**GOAL OF THE EXERCISE:**
Reproduce all of the items below, swapping "scatter-point" for "data-point" wherever it occurs and keeping everything else the same. Leave the pictures out of your answer.

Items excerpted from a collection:

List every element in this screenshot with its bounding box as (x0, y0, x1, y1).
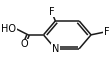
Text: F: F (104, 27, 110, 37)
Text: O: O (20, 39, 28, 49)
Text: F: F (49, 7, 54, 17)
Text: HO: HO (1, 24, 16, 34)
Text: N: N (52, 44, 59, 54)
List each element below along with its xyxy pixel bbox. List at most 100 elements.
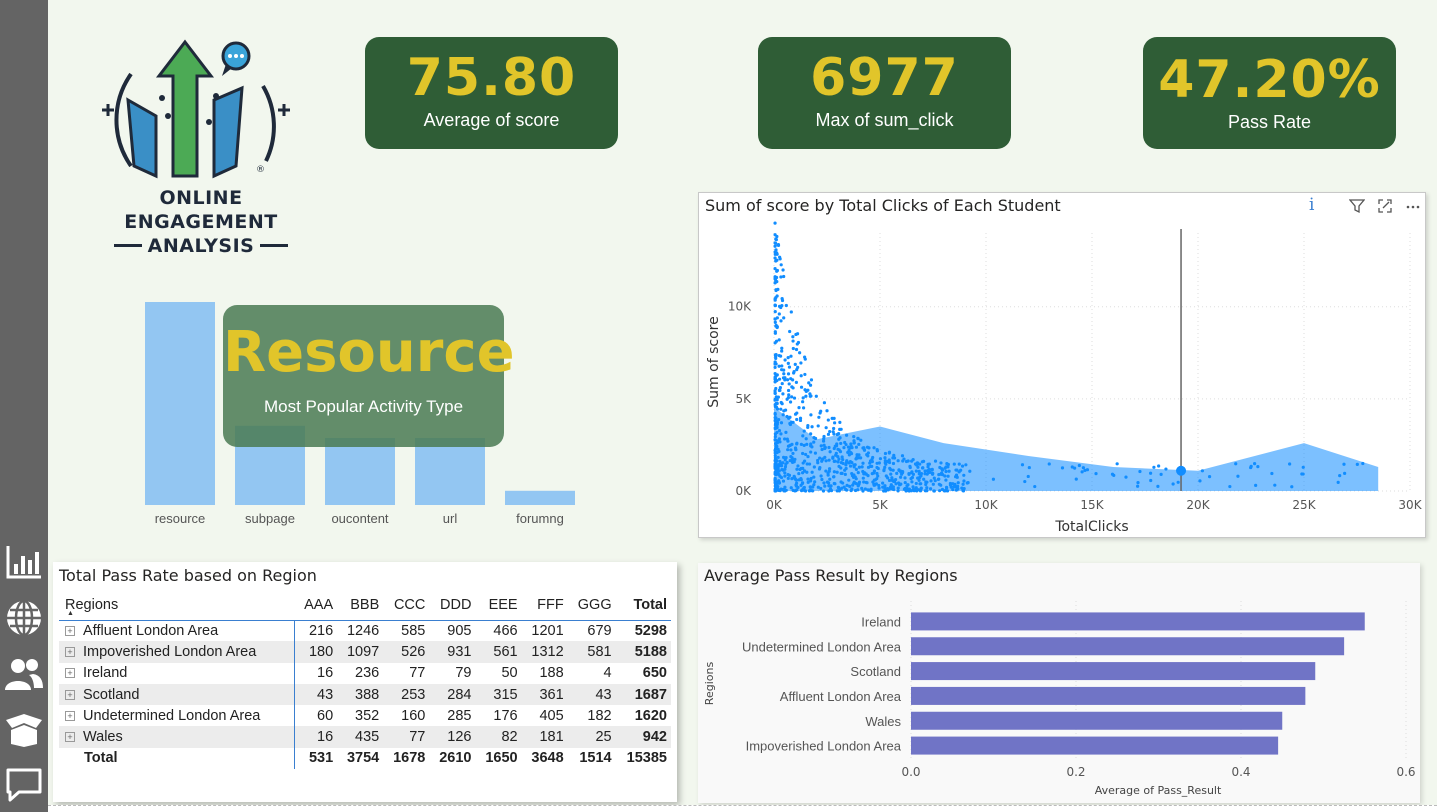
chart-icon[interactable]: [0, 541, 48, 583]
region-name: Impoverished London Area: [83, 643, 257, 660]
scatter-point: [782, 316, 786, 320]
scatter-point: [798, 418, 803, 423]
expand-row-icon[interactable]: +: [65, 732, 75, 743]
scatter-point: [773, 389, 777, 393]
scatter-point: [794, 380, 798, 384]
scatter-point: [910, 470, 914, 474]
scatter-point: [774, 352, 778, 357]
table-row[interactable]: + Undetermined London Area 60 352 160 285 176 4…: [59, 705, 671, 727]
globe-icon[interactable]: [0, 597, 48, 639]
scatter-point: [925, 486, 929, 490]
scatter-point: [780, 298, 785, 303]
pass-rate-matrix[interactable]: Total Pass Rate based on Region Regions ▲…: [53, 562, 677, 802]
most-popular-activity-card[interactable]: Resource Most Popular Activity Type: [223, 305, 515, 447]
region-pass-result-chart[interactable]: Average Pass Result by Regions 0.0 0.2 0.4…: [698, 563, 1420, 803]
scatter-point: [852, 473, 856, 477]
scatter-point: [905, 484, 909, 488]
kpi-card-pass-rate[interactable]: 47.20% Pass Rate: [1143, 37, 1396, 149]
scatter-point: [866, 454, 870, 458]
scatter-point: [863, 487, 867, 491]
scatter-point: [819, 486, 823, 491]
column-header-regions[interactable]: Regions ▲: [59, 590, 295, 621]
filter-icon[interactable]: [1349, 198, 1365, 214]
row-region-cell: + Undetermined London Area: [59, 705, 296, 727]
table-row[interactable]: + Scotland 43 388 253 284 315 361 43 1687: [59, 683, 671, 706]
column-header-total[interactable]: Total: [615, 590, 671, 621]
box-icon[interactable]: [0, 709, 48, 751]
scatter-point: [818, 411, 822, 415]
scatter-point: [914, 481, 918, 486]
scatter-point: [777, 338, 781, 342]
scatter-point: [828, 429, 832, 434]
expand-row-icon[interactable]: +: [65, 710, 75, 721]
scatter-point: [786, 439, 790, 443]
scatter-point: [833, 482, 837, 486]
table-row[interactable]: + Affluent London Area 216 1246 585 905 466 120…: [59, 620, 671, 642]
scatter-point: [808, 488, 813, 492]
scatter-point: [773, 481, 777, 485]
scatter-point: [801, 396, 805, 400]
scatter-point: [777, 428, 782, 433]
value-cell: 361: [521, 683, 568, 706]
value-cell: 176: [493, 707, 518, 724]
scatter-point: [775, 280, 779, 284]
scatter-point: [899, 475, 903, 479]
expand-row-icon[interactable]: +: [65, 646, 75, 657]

**SOLVED PROBLEM:**
List every element in this screenshot with its bounding box as (x0, y0, x1, y1).
Text: F: F (104, 27, 110, 37)
Text: O: O (20, 39, 28, 49)
Text: F: F (49, 7, 54, 17)
Text: HO: HO (1, 24, 16, 34)
Text: N: N (52, 44, 59, 54)
List each element below along with its xyxy pixel bbox. List at most 100 elements.
chart-icon[interactable]: [0, 541, 48, 583]
region-name: Impoverished London Area: [83, 643, 257, 660]
data-point: [782, 316, 786, 320]
data-point: [798, 418, 803, 423]
expand-row-icon[interactable]: +: [65, 732, 75, 743]
data-point: [773, 389, 777, 393]
data-point: [794, 380, 798, 384]
data-point: [910, 470, 914, 474]
data-point: [774, 352, 778, 357]
table-row[interactable]: + Undetermined London Area 60 352 160 285 176 4…: [59, 705, 671, 727]
globe-icon[interactable]: [0, 597, 48, 639]
data-point: [925, 486, 929, 490]
data-point: [780, 298, 785, 303]
pass-rate-matrix[interactable]: Total Pass Rate based on Region Regions ▲…: [53, 562, 677, 802]
most-popular-activity-card[interactable]: Resource Most Popular Activity Type: [223, 305, 515, 447]
region-pass-result-chart[interactable]: Average Pass Result by Regions 0.0 0.2 0.4…: [698, 563, 1420, 803]
data-point: [852, 473, 856, 477]
data-point: [905, 484, 909, 488]
kpi-card-pass-rate[interactable]: 47.20% Pass Rate: [1143, 37, 1396, 149]
data-point: [866, 454, 870, 458]
data-point: [863, 487, 867, 491]
data-point: [819, 486, 823, 491]
column-header-regions[interactable]: Regions ▲: [59, 590, 295, 621]
filter-icon[interactable]: [1349, 198, 1365, 214]
row-region-cell: + Undetermined London Area: [59, 705, 296, 727]
table-row[interactable]: + Scotland 43 388 253 284 315 361 43 1687: [59, 683, 671, 706]
column-header-total[interactable]: Total: [615, 590, 671, 621]
box-icon[interactable]: [0, 709, 48, 751]
data-point: [818, 411, 822, 415]
data-point: [914, 481, 918, 486]
data-point: [777, 338, 781, 342]
data-point: [828, 429, 832, 434]
expand-row-icon[interactable]: +: [65, 710, 75, 721]
data-point: [786, 439, 790, 443]
data-point: [833, 482, 837, 486]
table-row[interactable]: + Affluent London Area 216 1246 585 905 466 120…: [59, 620, 671, 642]
data-point: [808, 488, 813, 492]
data-point: [773, 481, 777, 485]
data-point: [801, 396, 805, 400]
data-point: [777, 428, 782, 433]
value-cell: 361: [521, 683, 568, 706]
value-cell: 176: [493, 707, 518, 724]
data-point: [775, 280, 779, 284]
data-point: [899, 475, 903, 479]
expand-row-icon[interactable]: +: [65, 646, 75, 657]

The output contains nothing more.